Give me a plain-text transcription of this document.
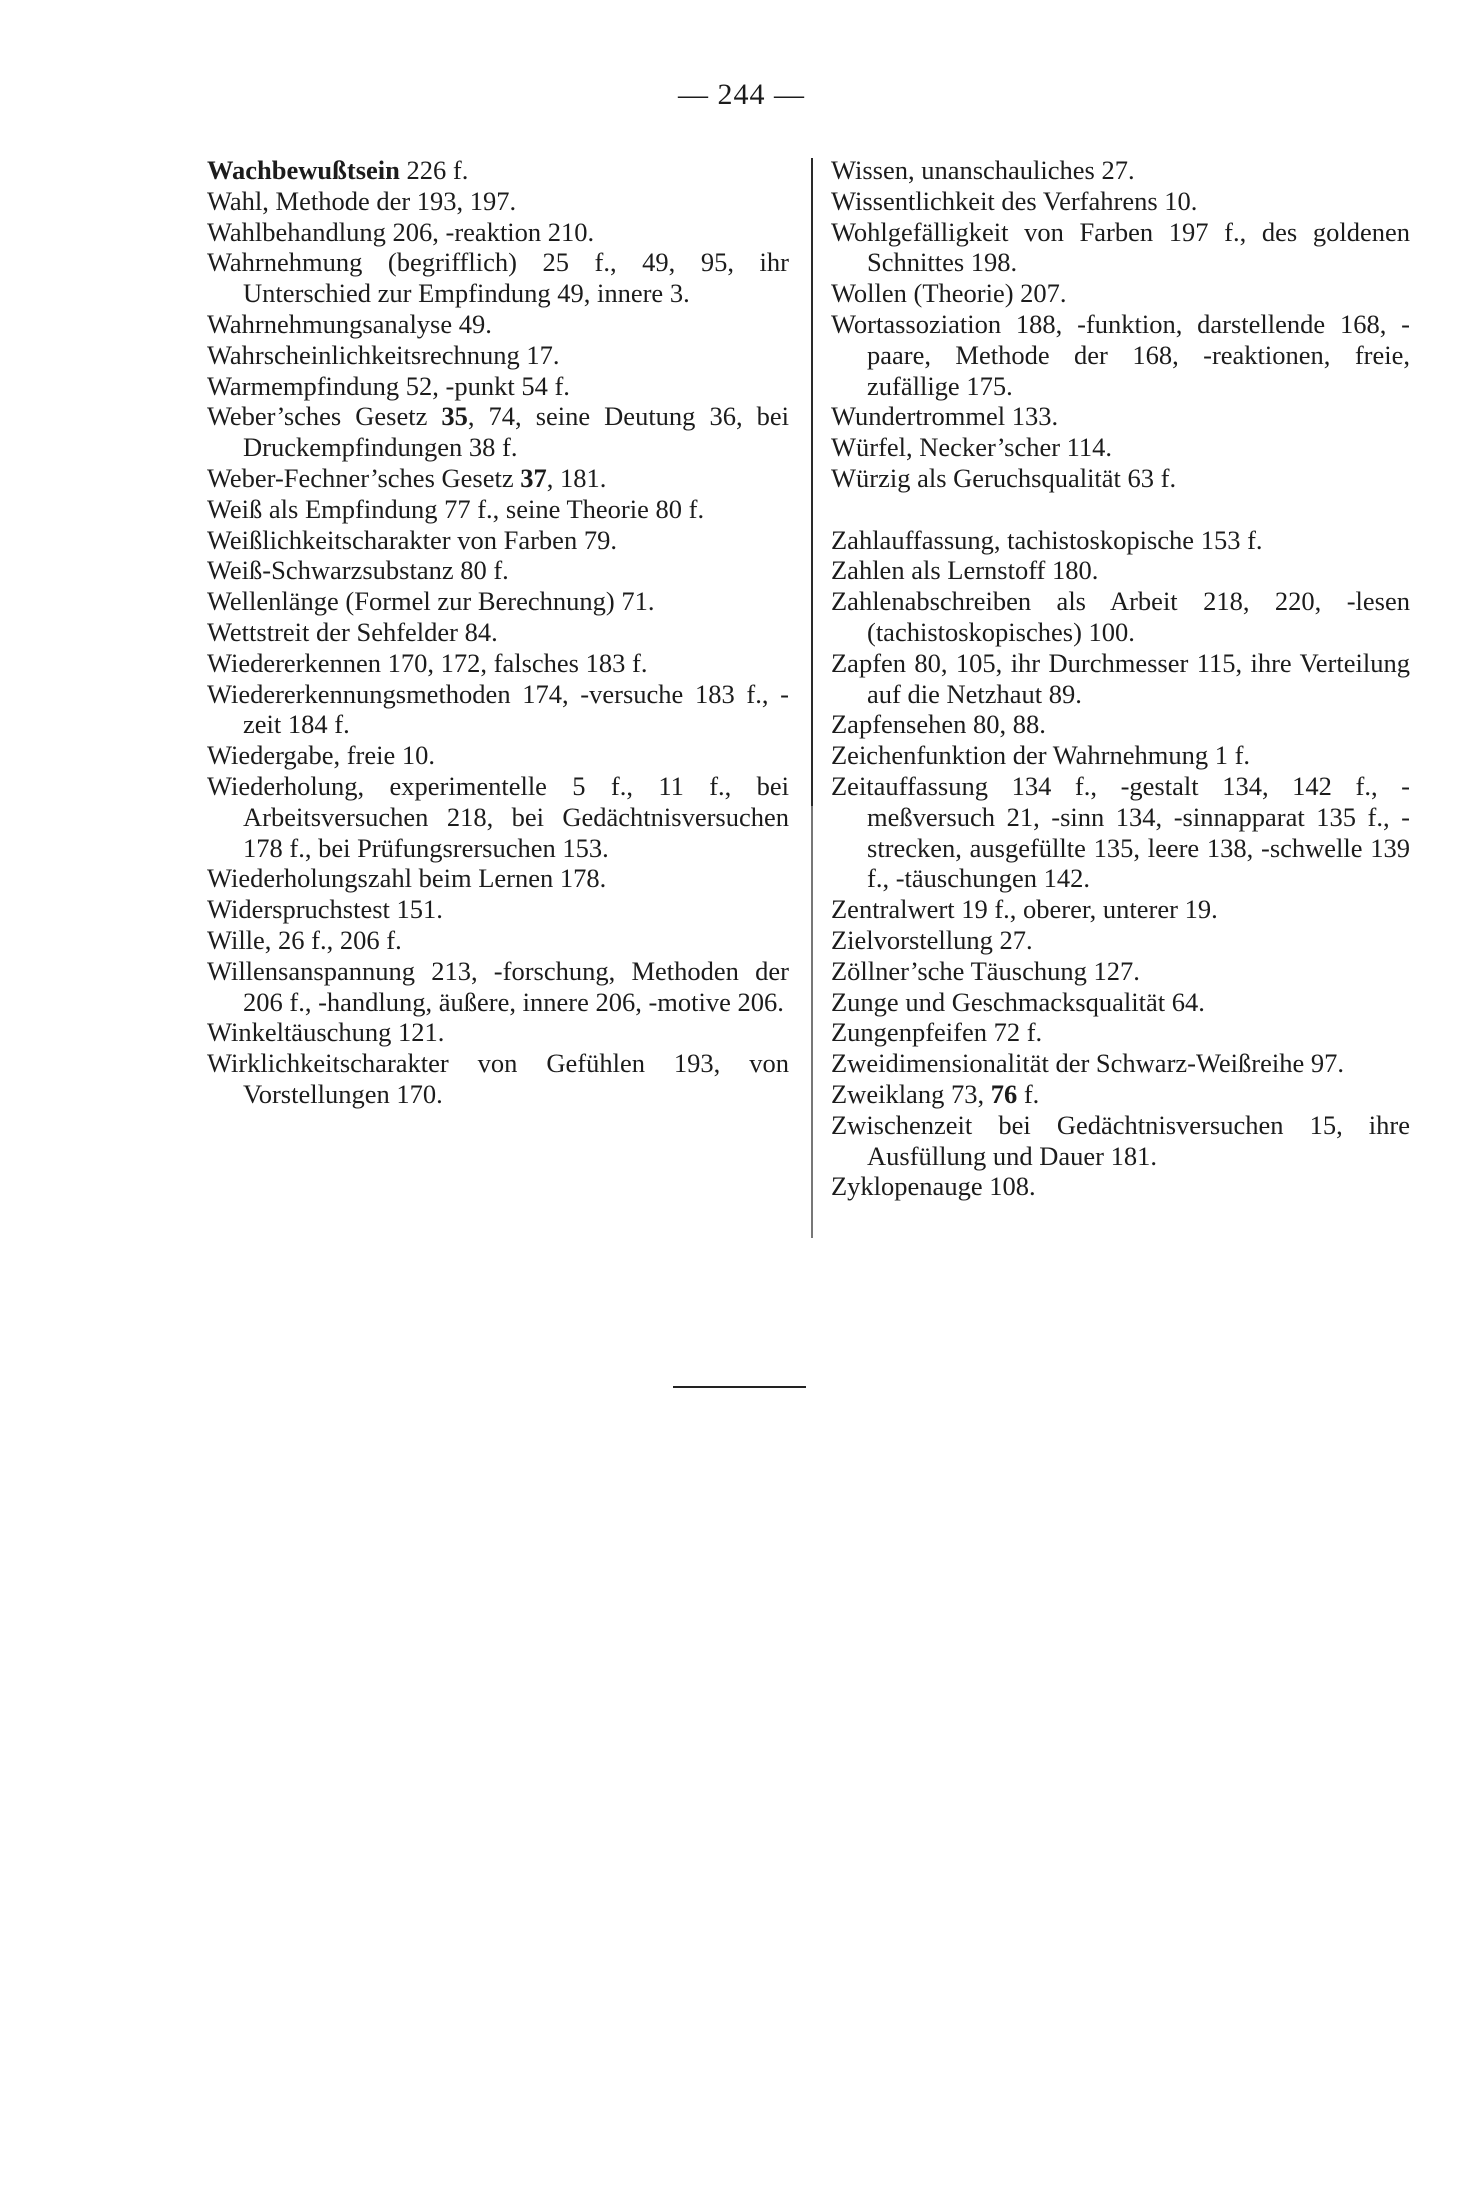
— 244 —
Wachbewußtsein 226 f.
Wahl, Methode der 193, 197.
Wahlbehandlung 206, -reaktion 210.
Wahrnehmung (begrifflich) 25 f., 49, 95, ihr Unterschied zur Empfindung 49, innere 3.
Wahrnehmungsanalyse 49.
Wahrscheinlichkeitsrechnung 17.
Warmempfindung 52, -punkt 54 f.
Weber’sches Gesetz 35, 74, seine Deutung 36, bei Druckempfindungen 38 f.
Weber-Fechner’sches Gesetz 37, 181.
Weiß als Empfindung 77 f., seine Theorie 80 f.
Weißlichkeitscharakter von Farben 79.
Weiß-Schwarzsubstanz 80 f.
Wellenlänge (Formel zur Berechnung) 71.
Wettstreit der Sehfelder 84.
Wiedererkennen 170, 172, falsches 183 f.
Wiedererkennungsmethoden 174, -versuche 183 f., -zeit 184 f.
Wiedergabe, freie 10.
Wiederholung, experimentelle 5 f., 11 f., bei Arbeitsversuchen 218, bei Gedächtnisversuchen 178 f., bei Prüfungsrersuchen 153.
Wiederholungszahl beim Lernen 178.
Widerspruchstest 151.
Wille, 26 f., 206 f.
Willensanspannung 213, -forschung, Methoden der 206 f., -handlung, äußere, innere 206, -motive 206.
Winkeltäuschung 121.
Wirklichkeitscharakter von Gefühlen 193, von Vorstellungen 170.
Wissen, unanschauliches 27.
Wissentlichkeit des Verfahrens 10.
Wohlgefälligkeit von Farben 197 f., des goldenen Schnittes 198.
Wollen (Theorie) 207.
Wortassoziation 188, -funktion, darstellende 168, -paare, Methode der 168, -reaktionen, freie, zufällige 175.
Wundertrommel 133.
Würfel, Necker’scher 114.
Würzig als Geruchsqualität 63 f.
Zahlauffassung, tachistoskopische 153 f.
Zahlen als Lernstoff 180.
Zahlenabschreiben als Arbeit 218, 220, -lesen (tachistoskopisches) 100.
Zapfen 80, 105, ihr Durchmesser 115, ihre Verteilung auf die Netzhaut 89.
Zapfensehen 80, 88.
Zeichenfunktion der Wahrnehmung 1 f.
Zeitauffassung 134 f., -gestalt 134, 142 f., -meßversuch 21, -sinn 134, -sinnapparat 135 f., -strecken, ausgefüllte 135, leere 138, -schwelle 139 f., -täuschungen 142.
Zentralwert 19 f., oberer, unterer 19.
Zielvorstellung 27.
Zöllner’sche Täuschung 127.
Zunge und Geschmacksqualität 64.
Zungenpfeifen 72 f.
Zweidimensionalität der Schwarz-Weißreihe 97.
Zweiklang 73, 76 f.
Zwischenzeit bei Gedächtnisversuchen 15, ihre Ausfüllung und Dauer 181.
Zyklopenauge 108.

◆ **Required task**
Tally the lines in the records above that contain the word "Gedächtnisversuchen", and give only that number.

◆ **Solution to this task**
2